[Stored data]
▬▬▬

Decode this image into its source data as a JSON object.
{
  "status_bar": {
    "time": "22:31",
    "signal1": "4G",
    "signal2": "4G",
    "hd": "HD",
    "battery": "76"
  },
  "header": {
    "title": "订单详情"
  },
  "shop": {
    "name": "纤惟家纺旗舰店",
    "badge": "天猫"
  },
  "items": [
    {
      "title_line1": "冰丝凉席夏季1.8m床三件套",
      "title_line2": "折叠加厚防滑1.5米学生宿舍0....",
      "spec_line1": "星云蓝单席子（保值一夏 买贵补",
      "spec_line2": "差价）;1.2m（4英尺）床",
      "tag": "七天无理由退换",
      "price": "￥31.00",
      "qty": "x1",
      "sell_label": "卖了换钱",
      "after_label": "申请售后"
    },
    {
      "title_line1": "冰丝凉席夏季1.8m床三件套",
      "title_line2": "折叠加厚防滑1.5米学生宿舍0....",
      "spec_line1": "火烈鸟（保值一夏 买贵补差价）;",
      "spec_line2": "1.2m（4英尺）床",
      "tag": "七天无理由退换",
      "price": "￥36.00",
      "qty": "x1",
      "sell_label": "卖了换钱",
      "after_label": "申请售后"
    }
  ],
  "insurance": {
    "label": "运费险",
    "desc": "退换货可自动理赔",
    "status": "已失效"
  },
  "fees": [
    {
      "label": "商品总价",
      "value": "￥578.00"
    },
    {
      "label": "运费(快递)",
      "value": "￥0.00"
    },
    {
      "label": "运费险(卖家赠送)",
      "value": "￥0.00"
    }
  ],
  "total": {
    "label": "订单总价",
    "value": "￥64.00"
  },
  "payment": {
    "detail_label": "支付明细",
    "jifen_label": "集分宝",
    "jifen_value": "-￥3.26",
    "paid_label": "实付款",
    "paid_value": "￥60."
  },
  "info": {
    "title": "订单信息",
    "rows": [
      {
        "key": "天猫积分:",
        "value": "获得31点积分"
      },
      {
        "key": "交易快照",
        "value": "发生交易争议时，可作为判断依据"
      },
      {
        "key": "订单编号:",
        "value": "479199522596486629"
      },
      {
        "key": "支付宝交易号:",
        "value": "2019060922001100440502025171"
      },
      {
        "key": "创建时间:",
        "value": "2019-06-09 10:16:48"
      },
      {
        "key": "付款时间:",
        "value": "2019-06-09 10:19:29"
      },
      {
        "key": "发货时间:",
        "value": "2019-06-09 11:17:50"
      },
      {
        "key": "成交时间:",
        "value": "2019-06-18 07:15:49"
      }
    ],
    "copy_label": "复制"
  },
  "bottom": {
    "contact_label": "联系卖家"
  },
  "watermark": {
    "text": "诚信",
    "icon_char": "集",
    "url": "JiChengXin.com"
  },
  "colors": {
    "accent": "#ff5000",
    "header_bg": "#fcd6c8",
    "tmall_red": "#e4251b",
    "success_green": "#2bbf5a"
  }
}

▬▬▬

### Your task
Write the data back out verbatim.

### Exercise answer
Decode this image into its source data as a JSON object.
{
  "status_bar": {
    "time": "22:31",
    "signal1": "4G",
    "signal2": "4G",
    "hd": "HD",
    "battery": "76"
  },
  "header": {
    "title": "订单详情"
  },
  "shop": {
    "name": "纤惟家纺旗舰店",
    "badge": "天猫"
  },
  "items": [
    {
      "title_line1": "冰丝凉席夏季1.8m床三件套",
      "title_line2": "折叠加厚防滑1.5米学生宿舍0....",
      "spec_line1": "星云蓝单席子（保值一夏 买贵补",
      "spec_line2": "差价）;1.2m（4英尺）床",
      "tag": "七天无理由退换",
      "price": "￥31.00",
      "qty": "x1",
      "sell_label": "卖了换钱",
      "after_label": "申请售后"
    },
    {
      "title_line1": "冰丝凉席夏季1.8m床三件套",
      "title_line2": "折叠加厚防滑1.5米学生宿舍0....",
      "spec_line1": "火烈鸟（保值一夏 买贵补差价）;",
      "spec_line2": "1.2m（4英尺）床",
      "tag": "七天无理由退换",
      "price": "￥36.00",
      "qty": "x1",
      "sell_label": "卖了换钱",
      "after_label": "申请售后"
    }
  ],
  "insurance": {
    "label": "运费险",
    "desc": "退换货可自动理赔",
    "status": "已失效"
  },
  "fees": [
    {
      "label": "商品总价",
      "value": "￥578.00"
    },
    {
      "label": "运费(快递)",
      "value": "￥0.00"
    },
    {
      "label": "运费险(卖家赠送)",
      "value": "￥0.00"
    }
  ],
  "total": {
    "label": "订单总价",
    "value": "￥64.00"
  },
  "payment": {
    "detail_label": "支付明细",
    "jifen_label": "集分宝",
    "jifen_value": "-￥3.26",
    "paid_label": "实付款",
    "paid_value": "￥60."
  },
  "info": {
    "title": "订单信息",
    "rows": [
      {
        "key": "天猫积分:",
        "value": "获得31点积分"
      },
      {
        "key": "交易快照",
        "value": "发生交易争议时，可作为判断依据"
      },
      {
        "key": "订单编号:",
        "value": "479199522596486629"
      },
      {
        "key": "支付宝交易号:",
        "value": "2019060922001100440502025171"
      },
      {
        "key": "创建时间:",
        "value": "2019-06-09 10:16:48"
      },
      {
        "key": "付款时间:",
        "value": "2019-06-09 10:19:29"
      },
      {
        "key": "发货时间:",
        "value": "2019-06-09 11:17:50"
      },
      {
        "key": "成交时间:",
        "value": "2019-06-18 07:15:49"
      }
    ],
    "copy_label": "复制"
  },
  "bottom": {
    "contact_label": "联系卖家"
  },
  "watermark": {
    "text": "诚信",
    "icon_char": "集",
    "url": "JiChengXin.com"
  },
  "colors": {
    "accent": "#ff5000",
    "header_bg": "#fcd6c8",
    "tmall_red": "#e4251b",
    "success_green": "#2bbf5a"
  }
}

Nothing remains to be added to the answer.